### REQUIREMENTS
Without including any images, reproduce each entry exactly.

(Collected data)

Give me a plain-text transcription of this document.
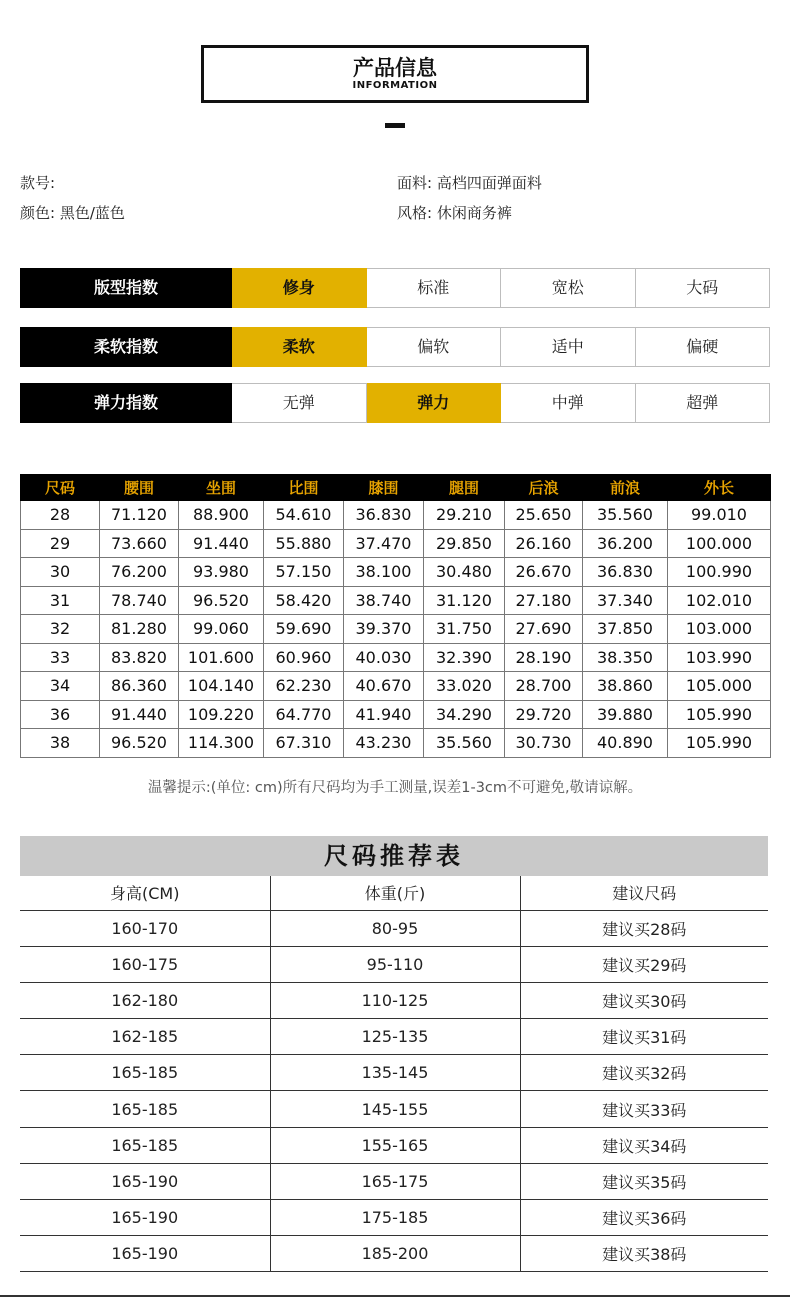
产品信息
INFORMATION
款号:
颜色: 黑色/蓝色
面料: 高档四面弹面料
风格: 休闲商务裤
版型指数	修身	标准	宽松	大码
柔软指数	柔软	偏软	适中	偏硬
弹力指数	无弹	弹力	中弹	超弹
尺码	腰围	坐围	比围	膝围	腿围	后浪	前浪	外长
28	71.120	88.900	54.610	36.830	29.210	25.650	35.560	99.010
29	73.660	91.440	55.880	37.470	29.850	26.160	36.200	100.000
30	76.200	93.980	57.150	38.100	30.480	26.670	36.830	100.990
31	78.740	96.520	58.420	38.740	31.120	27.180	37.340	102.010
32	81.280	99.060	59.690	39.370	31.750	27.690	37.850	103.000
33	83.820	101.600	60.960	40.030	32.390	28.190	38.350	103.990
34	86.360	104.140	62.230	40.670	33.020	28.700	38.860	105.000
36	91.440	109.220	64.770	41.940	34.290	29.720	39.880	105.990
38	96.520	114.300	67.310	43.230	35.560	30.730	40.890	105.990
温馨提示:(单位: cm)所有尺码均为手工测量,误差1-3cm不可避免,敬请谅解。
尺码推荐表
身高(CM)	体重(斤)	建议尺码
160-170	80-95	建议买28码
160-175	95-110	建议买29码
162-180	110-125	建议买30码
162-185	125-135	建议买31码
165-185	135-145	建议买32码
165-185	145-155	建议买33码
165-185	155-165	建议买34码
165-190	165-175	建议买35码
165-190	175-185	建议买36码
165-190	185-200	建议买38码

### PROBLEM SOLUTION
Give me a plain-text transcription of this document.
产品信息
INFORMATION
款号:
颜色: 黑色/蓝色
面料: 高档四面弹面料
风格: 休闲商务裤
版型指数	修身	标准	宽松	大码
柔软指数	柔软	偏软	适中	偏硬
弹力指数	无弹	弹力	中弹	超弹
尺码	腰围	坐围	比围	膝围	腿围	后浪	前浪	外长
28	71.120	88.900	54.610	36.830	29.210	25.650	35.560	99.010
29	73.660	91.440	55.880	37.470	29.850	26.160	36.200	100.000
30	76.200	93.980	57.150	38.100	30.480	26.670	36.830	100.990
31	78.740	96.520	58.420	38.740	31.120	27.180	37.340	102.010
32	81.280	99.060	59.690	39.370	31.750	27.690	37.850	103.000
33	83.820	101.600	60.960	40.030	32.390	28.190	38.350	103.990
34	86.360	104.140	62.230	40.670	33.020	28.700	38.860	105.000
36	91.440	109.220	64.770	41.940	34.290	29.720	39.880	105.990
38	96.520	114.300	67.310	43.230	35.560	30.730	40.890	105.990
温馨提示:(单位: cm)所有尺码均为手工测量,误差1-3cm不可避免,敬请谅解。
尺码推荐表
身高(CM)	体重(斤)	建议尺码
160-170	80-95	建议买28码
160-175	95-110	建议买29码
162-180	110-125	建议买30码
162-185	125-135	建议买31码
165-185	135-145	建议买32码
165-185	145-155	建议买33码
165-185	155-165	建议买34码
165-190	165-175	建议买35码
165-190	175-185	建议买36码
165-190	185-200	建议买38码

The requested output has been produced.